**DATA FOR THE TASK**.
=-=-=-=-=
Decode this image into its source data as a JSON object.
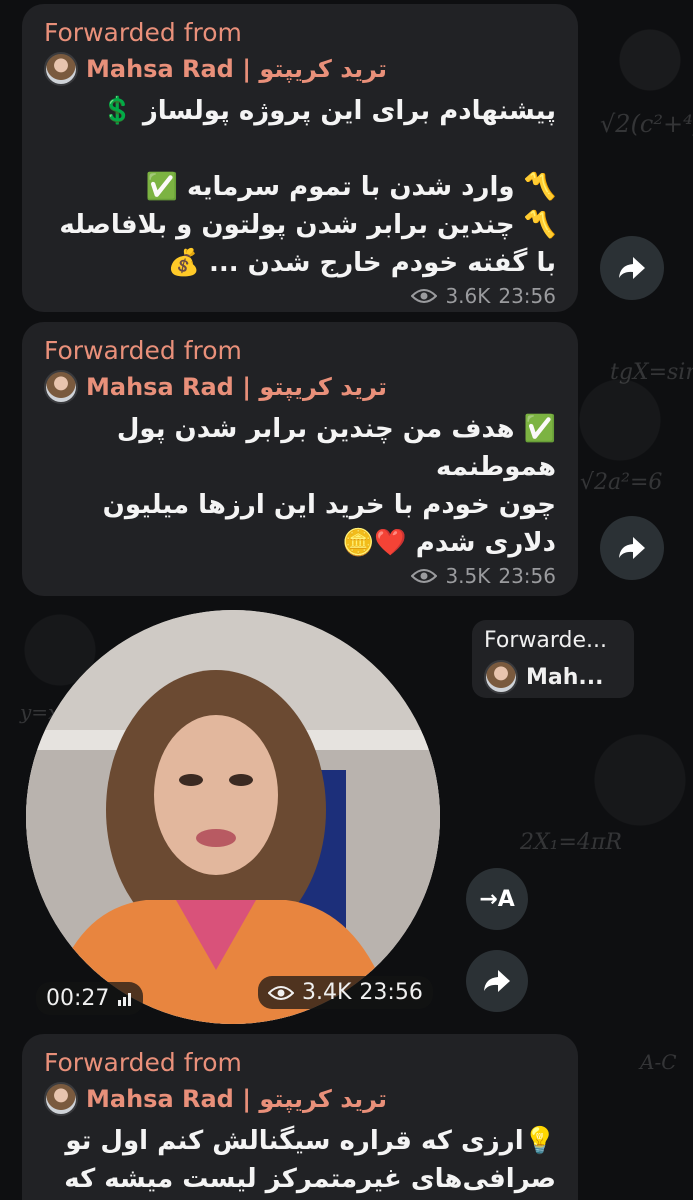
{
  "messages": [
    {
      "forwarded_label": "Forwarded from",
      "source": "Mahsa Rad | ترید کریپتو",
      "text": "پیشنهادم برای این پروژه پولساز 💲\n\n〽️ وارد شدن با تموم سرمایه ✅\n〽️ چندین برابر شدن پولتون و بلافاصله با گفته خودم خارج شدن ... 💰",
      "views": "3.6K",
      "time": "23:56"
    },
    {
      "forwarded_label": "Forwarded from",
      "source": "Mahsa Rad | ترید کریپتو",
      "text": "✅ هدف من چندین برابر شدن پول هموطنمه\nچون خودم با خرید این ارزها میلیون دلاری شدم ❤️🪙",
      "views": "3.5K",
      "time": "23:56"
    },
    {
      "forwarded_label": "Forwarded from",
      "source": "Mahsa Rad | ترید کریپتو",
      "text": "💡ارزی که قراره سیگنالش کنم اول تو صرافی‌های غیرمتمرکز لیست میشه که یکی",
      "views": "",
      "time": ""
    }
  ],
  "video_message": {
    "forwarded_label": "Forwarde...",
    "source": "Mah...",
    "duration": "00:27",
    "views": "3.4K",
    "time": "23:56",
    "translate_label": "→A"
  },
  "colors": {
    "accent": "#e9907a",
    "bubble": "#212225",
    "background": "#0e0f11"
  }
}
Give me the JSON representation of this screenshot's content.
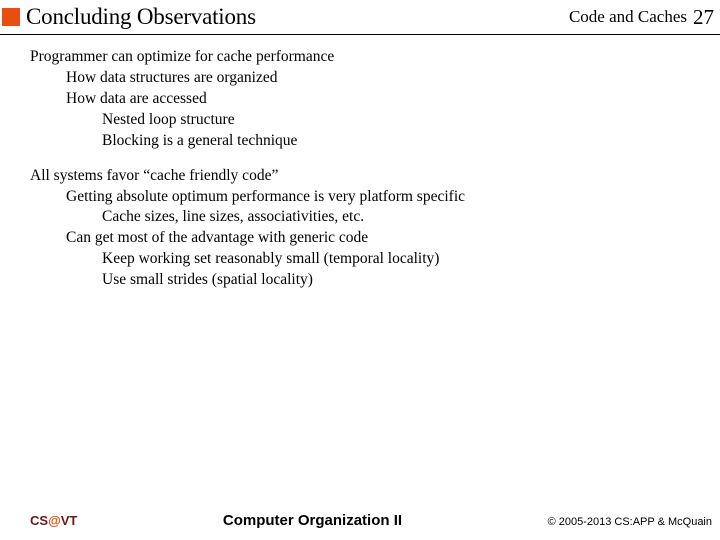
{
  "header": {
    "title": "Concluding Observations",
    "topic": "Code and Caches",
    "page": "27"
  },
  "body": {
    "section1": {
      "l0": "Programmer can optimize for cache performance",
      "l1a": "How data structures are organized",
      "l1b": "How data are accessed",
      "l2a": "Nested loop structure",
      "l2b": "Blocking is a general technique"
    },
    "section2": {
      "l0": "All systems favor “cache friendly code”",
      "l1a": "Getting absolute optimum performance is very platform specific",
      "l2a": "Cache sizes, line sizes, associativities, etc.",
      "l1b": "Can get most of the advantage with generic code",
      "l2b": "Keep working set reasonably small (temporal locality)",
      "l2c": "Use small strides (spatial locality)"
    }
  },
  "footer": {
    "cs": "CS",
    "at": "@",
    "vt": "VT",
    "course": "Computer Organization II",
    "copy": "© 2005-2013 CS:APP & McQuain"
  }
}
=-=-=-=-=
**GIVEN EXERCISE**.
Could you repeat, exactly and with nothing else, the lines from the one containing "Give me the" through the last line of the records above, leaving out the pictures?

**SOLUTION**.
Give me the JSON representation of this screenshot's content.
{
  "header": {
    "title": "Concluding Observations",
    "topic": "Code and Caches",
    "page": "27"
  },
  "body": {
    "section1": {
      "l0": "Programmer can optimize for cache performance",
      "l1a": "How data structures are organized",
      "l1b": "How data are accessed",
      "l2a": "Nested loop structure",
      "l2b": "Blocking is a general technique"
    },
    "section2": {
      "l0": "All systems favor “cache friendly code”",
      "l1a": "Getting absolute optimum performance is very platform specific",
      "l2a": "Cache sizes, line sizes, associativities, etc.",
      "l1b": "Can get most of the advantage with generic code",
      "l2b": "Keep working set reasonably small (temporal locality)",
      "l2c": "Use small strides (spatial locality)"
    }
  },
  "footer": {
    "cs": "CS",
    "at": "@",
    "vt": "VT",
    "course": "Computer Organization II",
    "copy": "© 2005-2013 CS:APP & McQuain"
  }
}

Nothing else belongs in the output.